* SET EXERCISE
Copy out lines with the word "seen" from the material that follows.

* EXERCISE DATA
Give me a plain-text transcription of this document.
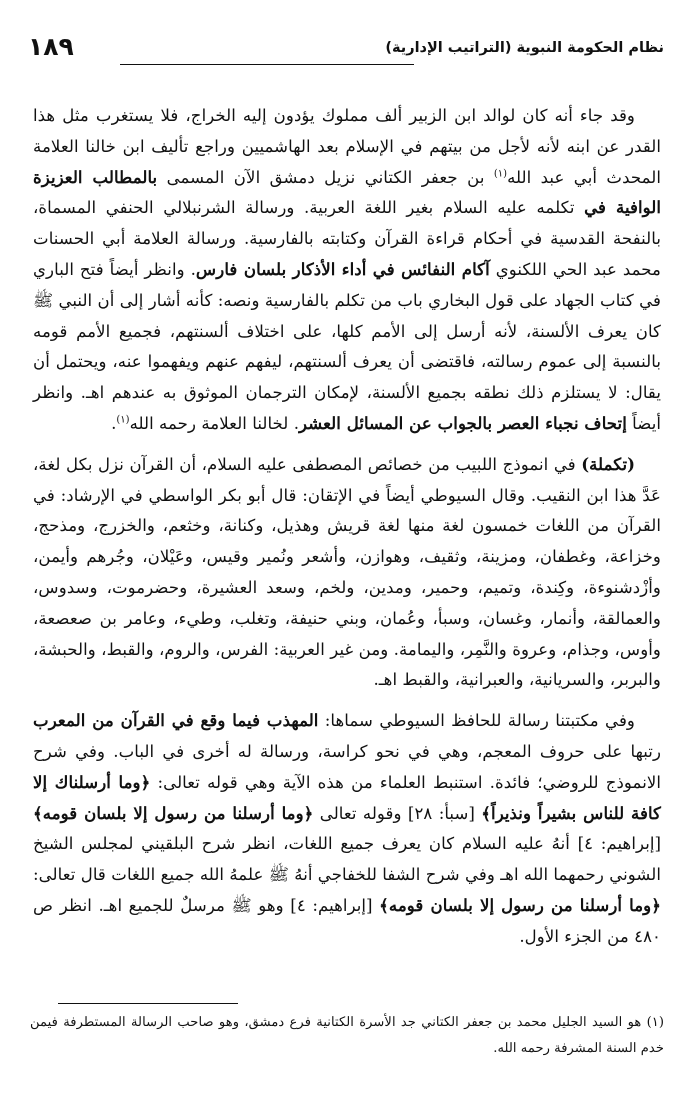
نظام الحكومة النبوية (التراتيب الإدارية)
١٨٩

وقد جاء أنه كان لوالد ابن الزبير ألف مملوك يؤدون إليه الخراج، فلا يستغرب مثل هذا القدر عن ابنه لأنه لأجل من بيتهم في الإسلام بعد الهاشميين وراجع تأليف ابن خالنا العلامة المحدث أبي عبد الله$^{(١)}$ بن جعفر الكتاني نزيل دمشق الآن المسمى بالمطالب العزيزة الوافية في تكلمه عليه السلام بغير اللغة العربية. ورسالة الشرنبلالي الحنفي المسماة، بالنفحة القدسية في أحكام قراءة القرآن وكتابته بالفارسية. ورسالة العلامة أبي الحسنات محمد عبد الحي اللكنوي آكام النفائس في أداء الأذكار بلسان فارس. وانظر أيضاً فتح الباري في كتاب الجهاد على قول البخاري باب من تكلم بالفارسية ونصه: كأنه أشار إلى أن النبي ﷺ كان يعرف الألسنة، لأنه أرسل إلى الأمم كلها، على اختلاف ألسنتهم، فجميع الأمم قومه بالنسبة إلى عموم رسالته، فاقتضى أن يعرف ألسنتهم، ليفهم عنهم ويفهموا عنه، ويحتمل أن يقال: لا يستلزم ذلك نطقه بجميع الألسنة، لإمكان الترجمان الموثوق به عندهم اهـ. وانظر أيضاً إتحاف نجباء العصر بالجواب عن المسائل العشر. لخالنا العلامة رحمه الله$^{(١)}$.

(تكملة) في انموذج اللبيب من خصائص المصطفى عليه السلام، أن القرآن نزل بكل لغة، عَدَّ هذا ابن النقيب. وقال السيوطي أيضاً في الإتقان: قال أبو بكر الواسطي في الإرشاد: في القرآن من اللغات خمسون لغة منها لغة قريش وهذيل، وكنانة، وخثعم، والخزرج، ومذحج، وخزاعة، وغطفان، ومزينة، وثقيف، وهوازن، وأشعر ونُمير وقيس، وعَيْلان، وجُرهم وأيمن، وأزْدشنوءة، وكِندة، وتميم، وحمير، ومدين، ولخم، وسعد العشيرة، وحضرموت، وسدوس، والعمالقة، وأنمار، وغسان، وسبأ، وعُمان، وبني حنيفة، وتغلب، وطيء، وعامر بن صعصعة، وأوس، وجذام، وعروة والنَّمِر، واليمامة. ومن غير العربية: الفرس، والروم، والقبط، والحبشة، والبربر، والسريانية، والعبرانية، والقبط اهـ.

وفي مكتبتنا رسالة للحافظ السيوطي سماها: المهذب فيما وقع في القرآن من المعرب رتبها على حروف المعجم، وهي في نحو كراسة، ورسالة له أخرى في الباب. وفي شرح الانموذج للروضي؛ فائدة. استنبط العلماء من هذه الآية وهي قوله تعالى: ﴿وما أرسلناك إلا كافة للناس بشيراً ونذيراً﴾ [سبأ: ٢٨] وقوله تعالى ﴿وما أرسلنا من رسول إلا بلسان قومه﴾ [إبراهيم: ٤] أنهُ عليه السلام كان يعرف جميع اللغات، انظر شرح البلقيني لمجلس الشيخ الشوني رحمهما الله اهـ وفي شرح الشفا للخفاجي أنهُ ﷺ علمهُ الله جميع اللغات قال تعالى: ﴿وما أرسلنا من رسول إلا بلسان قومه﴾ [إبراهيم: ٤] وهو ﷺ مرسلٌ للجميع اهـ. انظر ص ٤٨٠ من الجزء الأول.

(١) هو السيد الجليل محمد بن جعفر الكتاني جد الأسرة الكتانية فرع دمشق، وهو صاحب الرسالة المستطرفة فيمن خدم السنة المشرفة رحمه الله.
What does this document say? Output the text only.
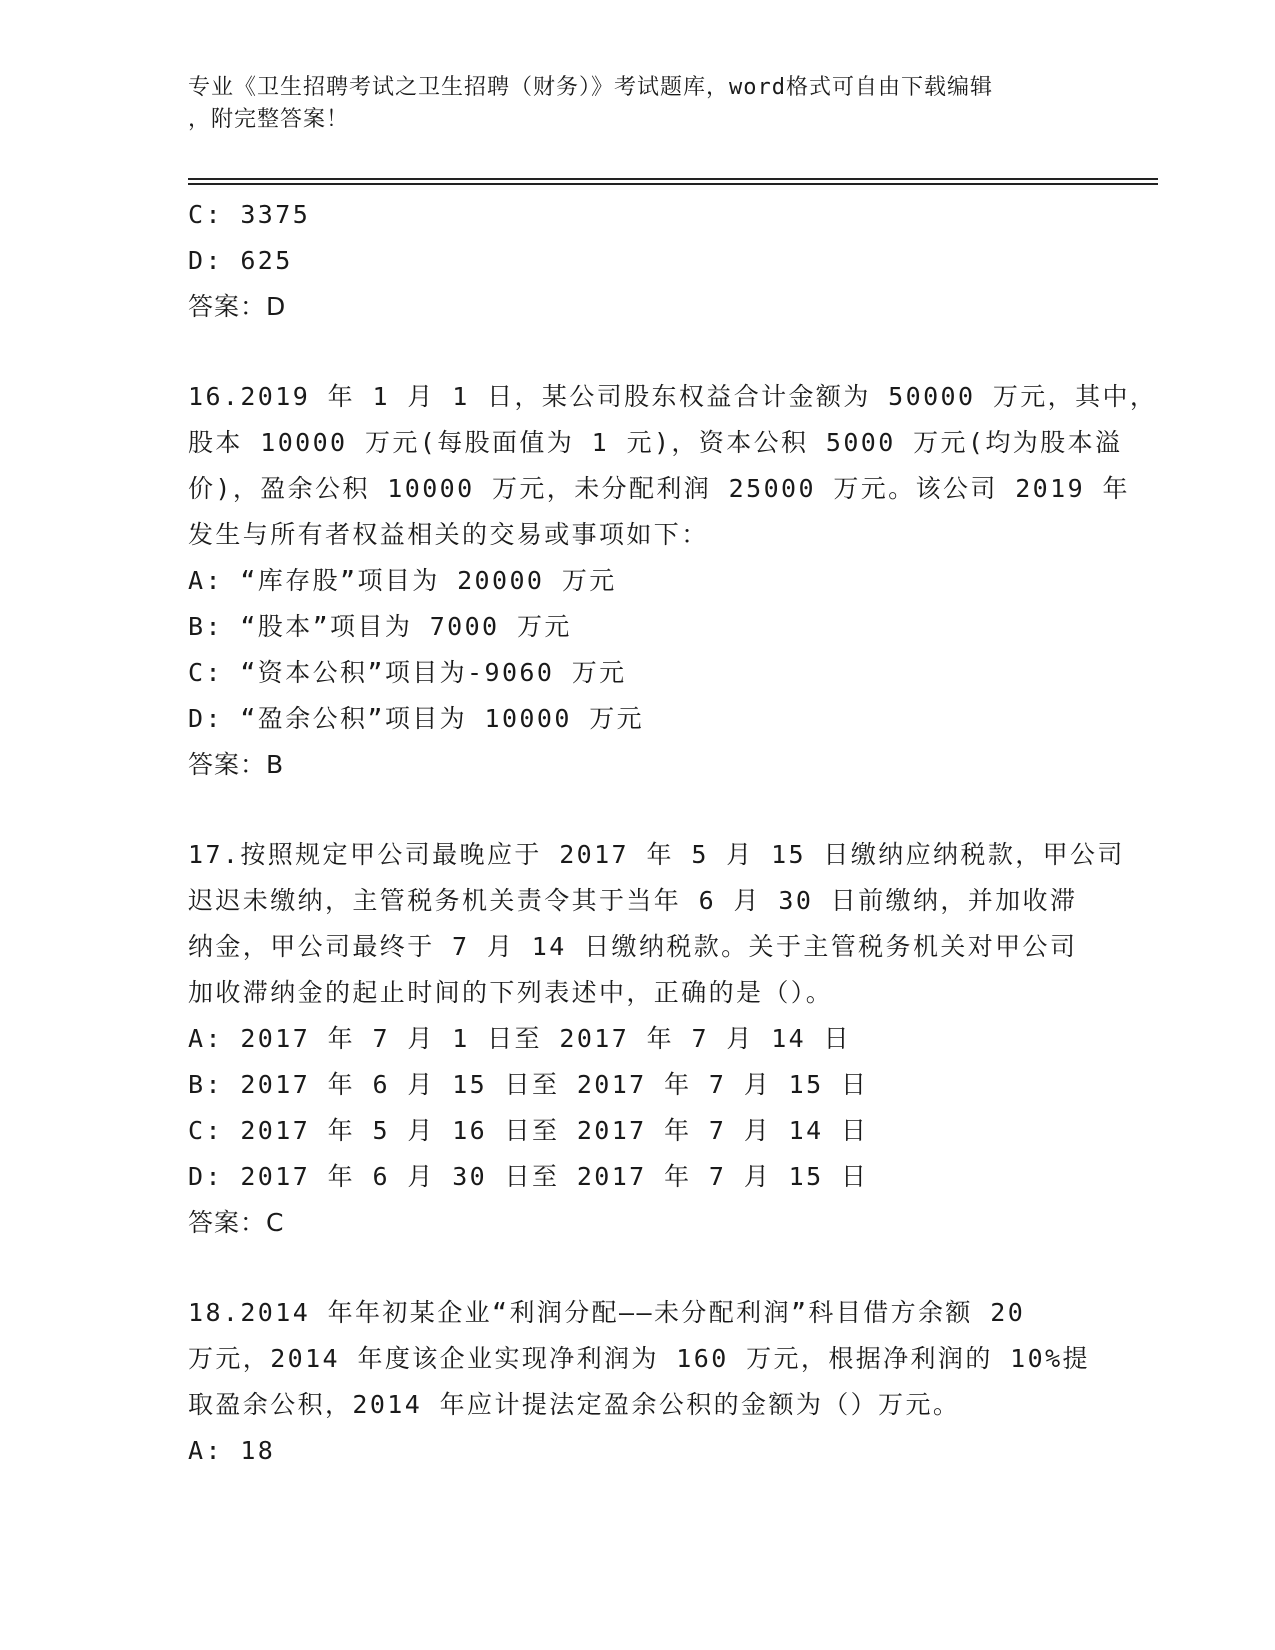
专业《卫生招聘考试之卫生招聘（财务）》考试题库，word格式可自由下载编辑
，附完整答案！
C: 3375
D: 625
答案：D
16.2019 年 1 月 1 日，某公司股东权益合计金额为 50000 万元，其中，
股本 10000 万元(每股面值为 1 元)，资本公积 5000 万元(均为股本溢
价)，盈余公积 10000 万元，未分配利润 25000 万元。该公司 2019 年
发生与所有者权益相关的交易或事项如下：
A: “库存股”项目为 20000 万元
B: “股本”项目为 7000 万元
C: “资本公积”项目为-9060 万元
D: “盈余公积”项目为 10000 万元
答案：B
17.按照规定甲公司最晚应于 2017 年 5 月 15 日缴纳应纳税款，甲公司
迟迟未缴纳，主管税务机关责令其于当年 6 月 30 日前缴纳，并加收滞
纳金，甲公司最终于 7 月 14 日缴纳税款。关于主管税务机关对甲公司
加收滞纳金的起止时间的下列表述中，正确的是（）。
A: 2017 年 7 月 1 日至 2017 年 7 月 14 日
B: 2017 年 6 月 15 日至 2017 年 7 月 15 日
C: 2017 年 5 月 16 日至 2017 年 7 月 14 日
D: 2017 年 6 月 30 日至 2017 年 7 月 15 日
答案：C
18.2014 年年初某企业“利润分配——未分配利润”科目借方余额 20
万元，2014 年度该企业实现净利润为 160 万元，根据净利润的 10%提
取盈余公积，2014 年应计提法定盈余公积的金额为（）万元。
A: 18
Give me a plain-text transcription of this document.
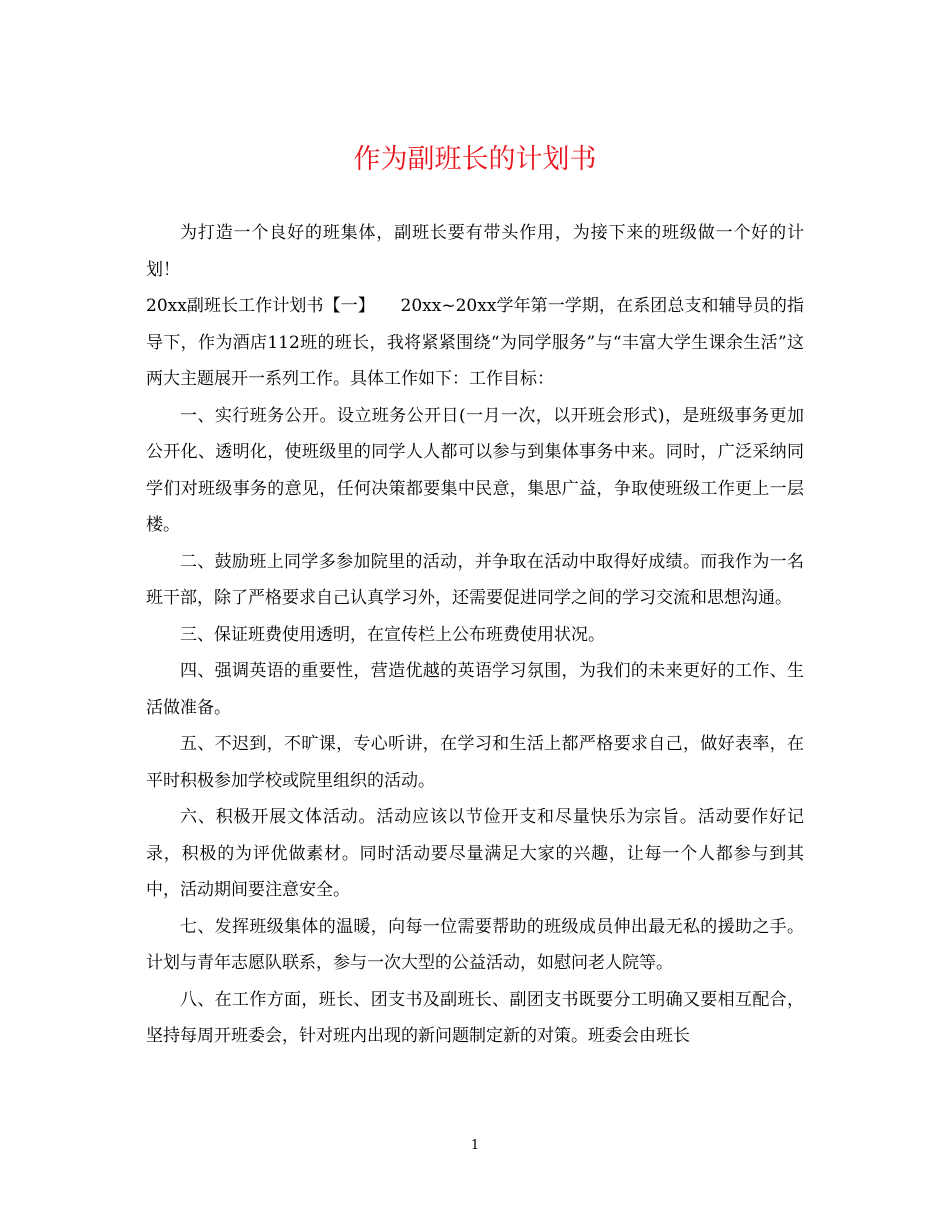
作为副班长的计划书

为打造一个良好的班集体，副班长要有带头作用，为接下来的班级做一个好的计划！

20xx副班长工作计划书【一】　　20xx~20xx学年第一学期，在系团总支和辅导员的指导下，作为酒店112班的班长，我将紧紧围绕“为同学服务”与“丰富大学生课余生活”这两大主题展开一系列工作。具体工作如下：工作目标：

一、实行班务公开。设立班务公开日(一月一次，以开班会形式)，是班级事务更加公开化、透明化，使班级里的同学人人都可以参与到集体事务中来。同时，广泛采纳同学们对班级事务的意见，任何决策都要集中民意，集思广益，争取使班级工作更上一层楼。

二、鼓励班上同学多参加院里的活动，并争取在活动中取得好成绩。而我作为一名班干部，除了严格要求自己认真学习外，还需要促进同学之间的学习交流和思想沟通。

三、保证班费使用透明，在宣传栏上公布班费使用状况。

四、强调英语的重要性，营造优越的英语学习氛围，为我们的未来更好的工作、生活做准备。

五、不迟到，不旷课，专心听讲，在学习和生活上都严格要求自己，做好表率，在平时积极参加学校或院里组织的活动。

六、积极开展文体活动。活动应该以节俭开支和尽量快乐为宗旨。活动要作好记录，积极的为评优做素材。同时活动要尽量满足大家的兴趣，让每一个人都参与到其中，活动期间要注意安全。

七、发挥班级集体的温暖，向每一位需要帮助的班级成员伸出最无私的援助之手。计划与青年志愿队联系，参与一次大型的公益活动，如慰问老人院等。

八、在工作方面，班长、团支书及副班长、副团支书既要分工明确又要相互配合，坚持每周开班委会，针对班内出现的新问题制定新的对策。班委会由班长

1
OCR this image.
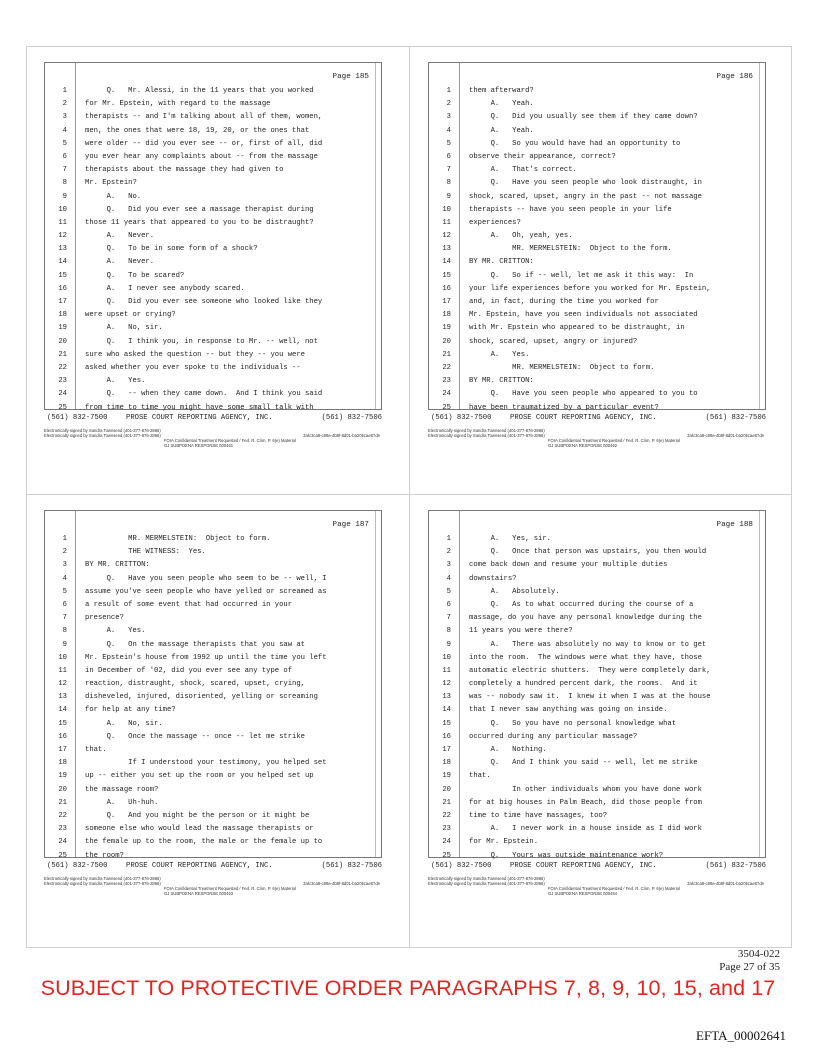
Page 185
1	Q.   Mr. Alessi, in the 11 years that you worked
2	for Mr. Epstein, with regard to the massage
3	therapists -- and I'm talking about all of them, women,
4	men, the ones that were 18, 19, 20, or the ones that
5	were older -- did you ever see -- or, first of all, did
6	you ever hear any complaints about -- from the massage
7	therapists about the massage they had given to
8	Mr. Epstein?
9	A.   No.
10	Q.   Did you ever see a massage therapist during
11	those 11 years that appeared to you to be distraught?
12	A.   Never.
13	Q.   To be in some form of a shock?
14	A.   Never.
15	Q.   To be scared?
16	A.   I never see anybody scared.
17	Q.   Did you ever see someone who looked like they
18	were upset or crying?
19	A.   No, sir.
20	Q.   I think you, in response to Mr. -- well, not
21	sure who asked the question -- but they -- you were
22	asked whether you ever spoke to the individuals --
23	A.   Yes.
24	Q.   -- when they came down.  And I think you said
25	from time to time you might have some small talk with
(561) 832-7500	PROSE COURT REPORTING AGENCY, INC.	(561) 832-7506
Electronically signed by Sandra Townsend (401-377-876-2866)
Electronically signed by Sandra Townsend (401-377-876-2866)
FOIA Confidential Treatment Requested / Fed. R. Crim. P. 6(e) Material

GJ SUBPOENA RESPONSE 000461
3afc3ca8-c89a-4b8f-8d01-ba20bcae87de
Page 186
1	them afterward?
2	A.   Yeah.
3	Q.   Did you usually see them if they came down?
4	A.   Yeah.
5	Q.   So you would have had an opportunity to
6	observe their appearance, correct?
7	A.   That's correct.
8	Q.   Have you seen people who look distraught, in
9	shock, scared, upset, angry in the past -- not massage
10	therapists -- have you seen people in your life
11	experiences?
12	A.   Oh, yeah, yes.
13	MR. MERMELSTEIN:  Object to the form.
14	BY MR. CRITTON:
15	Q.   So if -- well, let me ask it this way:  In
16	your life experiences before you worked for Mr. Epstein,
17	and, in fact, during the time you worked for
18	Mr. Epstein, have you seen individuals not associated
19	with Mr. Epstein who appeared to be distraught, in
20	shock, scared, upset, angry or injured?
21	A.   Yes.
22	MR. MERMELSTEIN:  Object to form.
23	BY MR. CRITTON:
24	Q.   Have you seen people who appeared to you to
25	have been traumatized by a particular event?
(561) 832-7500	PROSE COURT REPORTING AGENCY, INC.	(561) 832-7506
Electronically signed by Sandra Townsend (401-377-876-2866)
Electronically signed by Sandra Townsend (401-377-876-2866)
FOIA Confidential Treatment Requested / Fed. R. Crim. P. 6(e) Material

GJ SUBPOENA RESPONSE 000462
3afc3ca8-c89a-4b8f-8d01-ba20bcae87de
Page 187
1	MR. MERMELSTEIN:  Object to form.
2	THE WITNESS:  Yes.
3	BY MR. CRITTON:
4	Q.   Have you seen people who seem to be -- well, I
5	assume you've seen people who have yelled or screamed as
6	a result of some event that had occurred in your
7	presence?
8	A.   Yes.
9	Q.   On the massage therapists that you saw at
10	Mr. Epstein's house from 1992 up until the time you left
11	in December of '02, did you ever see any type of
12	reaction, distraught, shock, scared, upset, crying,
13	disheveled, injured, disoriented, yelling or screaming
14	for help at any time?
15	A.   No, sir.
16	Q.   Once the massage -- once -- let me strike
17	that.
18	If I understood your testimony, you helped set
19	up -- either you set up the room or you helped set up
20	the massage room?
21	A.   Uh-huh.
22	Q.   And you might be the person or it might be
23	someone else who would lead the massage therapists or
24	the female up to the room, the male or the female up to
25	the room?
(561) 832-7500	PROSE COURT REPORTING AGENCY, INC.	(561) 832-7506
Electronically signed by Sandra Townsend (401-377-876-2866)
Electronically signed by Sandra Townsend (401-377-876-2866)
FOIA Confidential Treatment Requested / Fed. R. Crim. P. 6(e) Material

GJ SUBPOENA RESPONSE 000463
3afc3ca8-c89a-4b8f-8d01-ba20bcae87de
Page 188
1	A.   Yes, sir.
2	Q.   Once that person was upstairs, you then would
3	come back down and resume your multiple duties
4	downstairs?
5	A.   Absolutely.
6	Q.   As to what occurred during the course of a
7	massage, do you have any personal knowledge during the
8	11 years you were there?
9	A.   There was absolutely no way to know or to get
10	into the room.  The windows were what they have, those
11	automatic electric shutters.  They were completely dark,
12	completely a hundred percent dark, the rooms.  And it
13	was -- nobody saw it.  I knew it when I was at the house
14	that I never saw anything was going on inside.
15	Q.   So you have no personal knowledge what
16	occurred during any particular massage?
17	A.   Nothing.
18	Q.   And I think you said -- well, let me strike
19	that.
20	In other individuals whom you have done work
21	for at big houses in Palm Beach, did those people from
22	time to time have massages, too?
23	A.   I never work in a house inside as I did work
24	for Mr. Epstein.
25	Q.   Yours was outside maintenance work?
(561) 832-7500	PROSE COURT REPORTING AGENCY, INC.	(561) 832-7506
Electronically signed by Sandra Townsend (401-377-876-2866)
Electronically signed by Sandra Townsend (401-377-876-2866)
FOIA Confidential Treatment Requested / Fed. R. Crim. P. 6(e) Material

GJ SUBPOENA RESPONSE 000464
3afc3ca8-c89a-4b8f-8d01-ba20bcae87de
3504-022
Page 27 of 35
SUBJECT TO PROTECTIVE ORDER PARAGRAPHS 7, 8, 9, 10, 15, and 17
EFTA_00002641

* ANSWER BELOW
8	Q.   Have you seen people who look distraught, in
10	therapists -- have you seen people in your life
18	Mr. Epstein, have you seen individuals not associated
24	Q.   Have you seen people who appeared to you to
4	Q.   Have you seen people who seem to be -- well, I
5	assume you've seen people who have yelled or screamed as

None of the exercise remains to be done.